#### The request
Under this task are some entries; return every one of them exactly.

Dataset items:
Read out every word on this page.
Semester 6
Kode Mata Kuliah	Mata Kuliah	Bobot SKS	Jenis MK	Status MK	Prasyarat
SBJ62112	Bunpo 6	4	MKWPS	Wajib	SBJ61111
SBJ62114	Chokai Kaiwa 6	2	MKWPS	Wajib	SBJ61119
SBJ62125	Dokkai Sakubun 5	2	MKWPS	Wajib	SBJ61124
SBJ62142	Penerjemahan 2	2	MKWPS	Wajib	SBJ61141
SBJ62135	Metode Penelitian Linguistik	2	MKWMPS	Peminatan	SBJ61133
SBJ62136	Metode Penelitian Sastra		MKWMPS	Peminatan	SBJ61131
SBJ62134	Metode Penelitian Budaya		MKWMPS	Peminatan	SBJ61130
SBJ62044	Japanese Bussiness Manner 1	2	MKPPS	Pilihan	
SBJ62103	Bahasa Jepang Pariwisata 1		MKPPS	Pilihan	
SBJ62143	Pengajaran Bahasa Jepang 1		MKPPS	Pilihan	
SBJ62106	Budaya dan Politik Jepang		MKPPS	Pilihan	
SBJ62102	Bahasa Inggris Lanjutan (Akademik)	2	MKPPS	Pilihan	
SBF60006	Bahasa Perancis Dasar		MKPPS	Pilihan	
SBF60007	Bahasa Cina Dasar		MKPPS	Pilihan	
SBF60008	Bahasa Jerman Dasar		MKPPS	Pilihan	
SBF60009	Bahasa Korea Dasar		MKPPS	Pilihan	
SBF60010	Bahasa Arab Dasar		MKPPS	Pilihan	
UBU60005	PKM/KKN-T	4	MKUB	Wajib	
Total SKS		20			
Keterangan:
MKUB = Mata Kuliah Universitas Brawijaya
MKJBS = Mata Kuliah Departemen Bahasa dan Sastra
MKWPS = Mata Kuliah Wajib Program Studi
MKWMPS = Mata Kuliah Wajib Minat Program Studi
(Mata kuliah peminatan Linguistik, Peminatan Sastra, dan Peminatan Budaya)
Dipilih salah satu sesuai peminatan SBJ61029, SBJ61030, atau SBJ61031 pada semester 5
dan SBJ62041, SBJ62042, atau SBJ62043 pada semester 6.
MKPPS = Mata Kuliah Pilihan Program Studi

#### Result below
Read out every word on this page.
Semester 6
Kode Mata Kuliah	Mata Kuliah	Bobot SKS	Jenis MK	Status MK	Prasyarat
SBJ62112	Bunpo 6	4	MKWPS	Wajib	SBJ61111
SBJ62114	Chokai Kaiwa 6	2	MKWPS	Wajib	SBJ61119
SBJ62125	Dokkai Sakubun 5	2	MKWPS	Wajib	SBJ61124
SBJ62142	Penerjemahan 2	2	MKWPS	Wajib	SBJ61141
SBJ62135	Metode Penelitian Linguistik	2	MKWMPS	Peminatan	SBJ61133
SBJ62136	Metode Penelitian Sastra		MKWMPS	Peminatan	SBJ61131
SBJ62134	Metode Penelitian Budaya		MKWMPS	Peminatan	SBJ61130
SBJ62044	Japanese Bussiness Manner 1	2	MKPPS	Pilihan	
SBJ62103	Bahasa Jepang Pariwisata 1		MKPPS	Pilihan	
SBJ62143	Pengajaran Bahasa Jepang 1		MKPPS	Pilihan	
SBJ62106	Budaya dan Politik Jepang		MKPPS	Pilihan	
SBJ62102	Bahasa Inggris Lanjutan (Akademik)	2	MKPPS	Pilihan	
SBF60006	Bahasa Perancis Dasar		MKPPS	Pilihan	
SBF60007	Bahasa Cina Dasar		MKPPS	Pilihan	
SBF60008	Bahasa Jerman Dasar		MKPPS	Pilihan	
SBF60009	Bahasa Korea Dasar		MKPPS	Pilihan	
SBF60010	Bahasa Arab Dasar		MKPPS	Pilihan	
UBU60005	PKM/KKN-T	4	MKUB	Wajib	
Total SKS		20			
Keterangan:
MKUB = Mata Kuliah Universitas Brawijaya
MKJBS = Mata Kuliah Departemen Bahasa dan Sastra
MKWPS = Mata Kuliah Wajib Program Studi
MKWMPS = Mata Kuliah Wajib Minat Program Studi
(Mata kuliah peminatan Linguistik, Peminatan Sastra, dan Peminatan Budaya)
Dipilih salah satu sesuai peminatan SBJ61029, SBJ61030, atau SBJ61031 pada semester 5
dan SBJ62041, SBJ62042, atau SBJ62043 pada semester 6.
MKPPS = Mata Kuliah Pilihan Program Studi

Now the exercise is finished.